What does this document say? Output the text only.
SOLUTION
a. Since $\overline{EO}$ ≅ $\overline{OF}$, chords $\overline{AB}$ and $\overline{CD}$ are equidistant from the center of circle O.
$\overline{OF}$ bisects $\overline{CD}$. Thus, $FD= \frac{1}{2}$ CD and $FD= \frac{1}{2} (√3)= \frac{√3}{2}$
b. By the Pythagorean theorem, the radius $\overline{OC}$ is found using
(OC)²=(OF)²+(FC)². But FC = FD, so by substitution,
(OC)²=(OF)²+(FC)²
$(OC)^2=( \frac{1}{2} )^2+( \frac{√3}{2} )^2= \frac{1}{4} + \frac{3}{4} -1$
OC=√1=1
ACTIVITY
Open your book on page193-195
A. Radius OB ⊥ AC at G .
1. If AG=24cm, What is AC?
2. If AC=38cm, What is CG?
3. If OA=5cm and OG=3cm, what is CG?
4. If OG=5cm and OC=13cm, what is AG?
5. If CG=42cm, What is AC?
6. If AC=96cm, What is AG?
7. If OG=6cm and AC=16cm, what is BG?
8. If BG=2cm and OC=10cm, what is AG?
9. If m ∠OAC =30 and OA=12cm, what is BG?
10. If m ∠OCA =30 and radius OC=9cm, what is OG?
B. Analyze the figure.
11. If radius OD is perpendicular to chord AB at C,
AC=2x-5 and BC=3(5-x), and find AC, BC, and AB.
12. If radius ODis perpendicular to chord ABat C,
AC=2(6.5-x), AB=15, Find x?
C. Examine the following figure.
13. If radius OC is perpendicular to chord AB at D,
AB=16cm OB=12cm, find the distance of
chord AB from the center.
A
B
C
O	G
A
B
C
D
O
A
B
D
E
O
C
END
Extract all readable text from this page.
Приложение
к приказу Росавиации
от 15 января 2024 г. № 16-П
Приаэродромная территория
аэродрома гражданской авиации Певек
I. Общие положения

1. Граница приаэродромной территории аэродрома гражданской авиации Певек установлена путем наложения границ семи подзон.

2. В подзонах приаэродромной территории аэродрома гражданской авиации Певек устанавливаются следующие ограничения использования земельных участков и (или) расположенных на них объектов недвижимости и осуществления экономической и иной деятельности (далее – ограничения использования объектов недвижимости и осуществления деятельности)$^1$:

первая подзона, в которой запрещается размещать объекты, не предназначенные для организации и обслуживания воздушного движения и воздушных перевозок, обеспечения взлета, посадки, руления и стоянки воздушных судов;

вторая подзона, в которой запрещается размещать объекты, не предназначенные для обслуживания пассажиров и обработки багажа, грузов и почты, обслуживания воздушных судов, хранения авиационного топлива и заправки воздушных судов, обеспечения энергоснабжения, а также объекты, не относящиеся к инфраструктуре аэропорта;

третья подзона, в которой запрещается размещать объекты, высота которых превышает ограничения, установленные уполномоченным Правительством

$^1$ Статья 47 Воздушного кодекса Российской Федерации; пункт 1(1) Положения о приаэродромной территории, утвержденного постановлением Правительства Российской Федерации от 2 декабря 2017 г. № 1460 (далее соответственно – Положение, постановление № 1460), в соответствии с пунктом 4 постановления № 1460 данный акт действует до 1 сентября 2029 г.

+ + + + +

Aim of the exercise: In the listing, find all lines with the string "perpendicular" and copy them.

Task solution:
11. If radius OD is perpendicular to chord AB at C,
12. If radius ODis perpendicular to chord ABat C,
13. If radius OC is perpendicular to chord AB at D,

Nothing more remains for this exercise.